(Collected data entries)
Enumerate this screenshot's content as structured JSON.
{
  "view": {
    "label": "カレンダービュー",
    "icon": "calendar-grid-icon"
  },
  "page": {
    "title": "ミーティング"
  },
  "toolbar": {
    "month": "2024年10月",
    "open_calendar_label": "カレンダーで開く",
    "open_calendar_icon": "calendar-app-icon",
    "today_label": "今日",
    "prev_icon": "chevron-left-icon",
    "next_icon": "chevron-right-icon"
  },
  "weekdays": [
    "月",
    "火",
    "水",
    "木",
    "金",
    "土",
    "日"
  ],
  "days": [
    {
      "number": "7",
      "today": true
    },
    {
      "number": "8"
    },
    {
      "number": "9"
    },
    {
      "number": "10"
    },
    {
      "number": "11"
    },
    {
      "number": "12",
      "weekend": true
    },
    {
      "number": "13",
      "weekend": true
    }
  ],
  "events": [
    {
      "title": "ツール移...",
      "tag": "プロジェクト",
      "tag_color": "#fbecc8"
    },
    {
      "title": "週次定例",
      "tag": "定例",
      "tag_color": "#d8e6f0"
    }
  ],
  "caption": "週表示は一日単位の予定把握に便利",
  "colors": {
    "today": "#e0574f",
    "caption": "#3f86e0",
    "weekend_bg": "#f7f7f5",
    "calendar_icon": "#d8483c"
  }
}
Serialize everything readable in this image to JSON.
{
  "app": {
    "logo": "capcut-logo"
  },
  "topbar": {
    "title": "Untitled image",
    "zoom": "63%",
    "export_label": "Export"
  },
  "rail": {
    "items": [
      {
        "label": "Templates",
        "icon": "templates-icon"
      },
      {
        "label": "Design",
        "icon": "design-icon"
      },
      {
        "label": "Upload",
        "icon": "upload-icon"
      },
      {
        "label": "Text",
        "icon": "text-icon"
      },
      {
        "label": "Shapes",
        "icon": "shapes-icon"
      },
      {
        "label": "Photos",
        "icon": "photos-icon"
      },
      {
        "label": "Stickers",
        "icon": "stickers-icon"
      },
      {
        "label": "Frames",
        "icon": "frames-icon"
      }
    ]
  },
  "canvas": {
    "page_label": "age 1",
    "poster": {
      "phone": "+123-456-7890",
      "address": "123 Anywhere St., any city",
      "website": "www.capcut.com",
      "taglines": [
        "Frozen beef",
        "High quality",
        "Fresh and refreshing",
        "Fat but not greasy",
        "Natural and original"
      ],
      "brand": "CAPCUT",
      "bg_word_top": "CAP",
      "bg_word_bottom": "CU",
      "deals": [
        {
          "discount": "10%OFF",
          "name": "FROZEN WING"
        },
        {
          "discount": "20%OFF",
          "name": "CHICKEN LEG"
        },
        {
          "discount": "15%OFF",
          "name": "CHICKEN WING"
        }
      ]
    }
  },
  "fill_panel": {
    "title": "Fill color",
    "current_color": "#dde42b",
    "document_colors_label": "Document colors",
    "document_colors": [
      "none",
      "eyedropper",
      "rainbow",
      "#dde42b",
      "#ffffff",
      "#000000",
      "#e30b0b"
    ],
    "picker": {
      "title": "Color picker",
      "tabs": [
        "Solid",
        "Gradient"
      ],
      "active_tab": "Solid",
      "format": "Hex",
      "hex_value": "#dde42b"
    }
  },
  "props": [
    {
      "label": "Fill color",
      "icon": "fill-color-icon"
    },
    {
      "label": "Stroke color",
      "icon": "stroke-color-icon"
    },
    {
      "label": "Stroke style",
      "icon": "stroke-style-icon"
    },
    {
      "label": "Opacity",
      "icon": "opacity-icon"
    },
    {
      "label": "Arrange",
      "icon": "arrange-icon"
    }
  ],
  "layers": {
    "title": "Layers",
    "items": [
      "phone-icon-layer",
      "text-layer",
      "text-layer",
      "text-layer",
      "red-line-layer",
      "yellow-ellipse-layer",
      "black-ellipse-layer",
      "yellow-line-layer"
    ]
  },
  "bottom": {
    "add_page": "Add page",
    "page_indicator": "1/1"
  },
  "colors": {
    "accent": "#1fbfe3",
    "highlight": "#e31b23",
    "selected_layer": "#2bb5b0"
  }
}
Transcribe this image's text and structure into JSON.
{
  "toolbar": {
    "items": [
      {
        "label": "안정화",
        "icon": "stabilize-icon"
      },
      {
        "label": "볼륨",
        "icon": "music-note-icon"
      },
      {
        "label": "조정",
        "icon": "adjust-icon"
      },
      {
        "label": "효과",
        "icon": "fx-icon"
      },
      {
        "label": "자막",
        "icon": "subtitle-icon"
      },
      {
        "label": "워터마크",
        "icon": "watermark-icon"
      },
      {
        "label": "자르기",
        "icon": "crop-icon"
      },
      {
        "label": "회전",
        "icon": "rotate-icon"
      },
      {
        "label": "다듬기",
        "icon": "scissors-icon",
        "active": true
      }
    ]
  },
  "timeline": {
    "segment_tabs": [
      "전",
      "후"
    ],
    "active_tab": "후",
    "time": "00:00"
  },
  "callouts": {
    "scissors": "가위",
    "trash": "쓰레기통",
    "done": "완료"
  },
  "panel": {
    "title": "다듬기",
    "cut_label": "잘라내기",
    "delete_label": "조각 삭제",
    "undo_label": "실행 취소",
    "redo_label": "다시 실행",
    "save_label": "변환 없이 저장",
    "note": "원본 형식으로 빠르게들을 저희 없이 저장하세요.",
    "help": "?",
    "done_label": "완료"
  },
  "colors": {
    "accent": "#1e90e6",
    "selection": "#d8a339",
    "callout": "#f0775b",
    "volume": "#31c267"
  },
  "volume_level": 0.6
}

▸ Directions for this task
Please quote every record above exactly as it appears.

▸ Exercise output
Enumerate this screenshot's content as structured JSON.
{
  "view": {
    "label": "カレンダービュー",
    "icon": "calendar-grid-icon"
  },
  "page": {
    "title": "ミーティング"
  },
  "toolbar": {
    "month": "2024年10月",
    "open_calendar_label": "カレンダーで開く",
    "open_calendar_icon": "calendar-app-icon",
    "today_label": "今日",
    "prev_icon": "chevron-left-icon",
    "next_icon": "chevron-right-icon"
  },
  "weekdays": [
    "月",
    "火",
    "水",
    "木",
    "金",
    "土",
    "日"
  ],
  "days": [
    {
      "number": "7",
      "today": true
    },
    {
      "number": "8"
    },
    {
      "number": "9"
    },
    {
      "number": "10"
    },
    {
      "number": "11"
    },
    {
      "number": "12",
      "weekend": true
    },
    {
      "number": "13",
      "weekend": true
    }
  ],
  "events": [
    {
      "title": "ツール移...",
      "tag": "プロジェクト",
      "tag_color": "#fbecc8"
    },
    {
      "title": "週次定例",
      "tag": "定例",
      "tag_color": "#d8e6f0"
    }
  ],
  "caption": "週表示は一日単位の予定把握に便利",
  "colors": {
    "today": "#e0574f",
    "caption": "#3f86e0",
    "weekend_bg": "#f7f7f5",
    "calendar_icon": "#d8483c"
  }
}
Serialize everything readable in this image to JSON.
{
  "app": {
    "logo": "capcut-logo"
  },
  "topbar": {
    "title": "Untitled image",
    "zoom": "63%",
    "export_label": "Export"
  },
  "rail": {
    "items": [
      {
        "label": "Templates",
        "icon": "templates-icon"
      },
      {
        "label": "Design",
        "icon": "design-icon"
      },
      {
        "label": "Upload",
        "icon": "upload-icon"
      },
      {
        "label": "Text",
        "icon": "text-icon"
      },
      {
        "label": "Shapes",
        "icon": "shapes-icon"
      },
      {
        "label": "Photos",
        "icon": "photos-icon"
      },
      {
        "label": "Stickers",
        "icon": "stickers-icon"
      },
      {
        "label": "Frames",
        "icon": "frames-icon"
      }
    ]
  },
  "canvas": {
    "page_label": "age 1",
    "poster": {
      "phone": "+123-456-7890",
      "address": "123 Anywhere St., any city",
      "website": "www.capcut.com",
      "taglines": [
        "Frozen beef",
        "High quality",
        "Fresh and refreshing",
        "Fat but not greasy",
        "Natural and original"
      ],
      "brand": "CAPCUT",
      "bg_word_top": "CAP",
      "bg_word_bottom": "CU",
      "deals": [
        {
          "discount": "10%OFF",
          "name": "FROZEN WING"
        },
        {
          "discount": "20%OFF",
          "name": "CHICKEN LEG"
        },
        {
          "discount": "15%OFF",
          "name": "CHICKEN WING"
        }
      ]
    }
  },
  "fill_panel": {
    "title": "Fill color",
    "current_color": "#dde42b",
    "document_colors_label": "Document colors",
    "document_colors": [
      "none",
      "eyedropper",
      "rainbow",
      "#dde42b",
      "#ffffff",
      "#000000",
      "#e30b0b"
    ],
    "picker": {
      "title": "Color picker",
      "tabs": [
        "Solid",
        "Gradient"
      ],
      "active_tab": "Solid",
      "format": "Hex",
      "hex_value": "#dde42b"
    }
  },
  "props": [
    {
      "label": "Fill color",
      "icon": "fill-color-icon"
    },
    {
      "label": "Stroke color",
      "icon": "stroke-color-icon"
    },
    {
      "label": "Stroke style",
      "icon": "stroke-style-icon"
    },
    {
      "label": "Opacity",
      "icon": "opacity-icon"
    },
    {
      "label": "Arrange",
      "icon": "arrange-icon"
    }
  ],
  "layers": {
    "title": "Layers",
    "items": [
      "phone-icon-layer",
      "text-layer",
      "text-layer",
      "text-layer",
      "red-line-layer",
      "yellow-ellipse-layer",
      "black-ellipse-layer",
      "yellow-line-layer"
    ]
  },
  "bottom": {
    "add_page": "Add page",
    "page_indicator": "1/1"
  },
  "colors": {
    "accent": "#1fbfe3",
    "highlight": "#e31b23",
    "selected_layer": "#2bb5b0"
  }
}
Transcribe this image's text and structure into JSON.
{
  "toolbar": {
    "items": [
      {
        "label": "안정화",
        "icon": "stabilize-icon"
      },
      {
        "label": "볼륨",
        "icon": "music-note-icon"
      },
      {
        "label": "조정",
        "icon": "adjust-icon"
      },
      {
        "label": "효과",
        "icon": "fx-icon"
      },
      {
        "label": "자막",
        "icon": "subtitle-icon"
      },
      {
        "label": "워터마크",
        "icon": "watermark-icon"
      },
      {
        "label": "자르기",
        "icon": "crop-icon"
      },
      {
        "label": "회전",
        "icon": "rotate-icon"
      },
      {
        "label": "다듬기",
        "icon": "scissors-icon",
        "active": true
      }
    ]
  },
  "timeline": {
    "segment_tabs": [
      "전",
      "후"
    ],
    "active_tab": "후",
    "time": "00:00"
  },
  "callouts": {
    "scissors": "가위",
    "trash": "쓰레기통",
    "done": "완료"
  },
  "panel": {
    "title": "다듬기",
    "cut_label": "잘라내기",
    "delete_label": "조각 삭제",
    "undo_label": "실행 취소",
    "redo_label": "다시 실행",
    "save_label": "변환 없이 저장",
    "note": "원본 형식으로 빠르게들을 저희 없이 저장하세요.",
    "help": "?",
    "done_label": "완료"
  },
  "colors": {
    "accent": "#1e90e6",
    "selection": "#d8a339",
    "callout": "#f0775b",
    "volume": "#31c267"
  },
  "volume_level": 0.6
}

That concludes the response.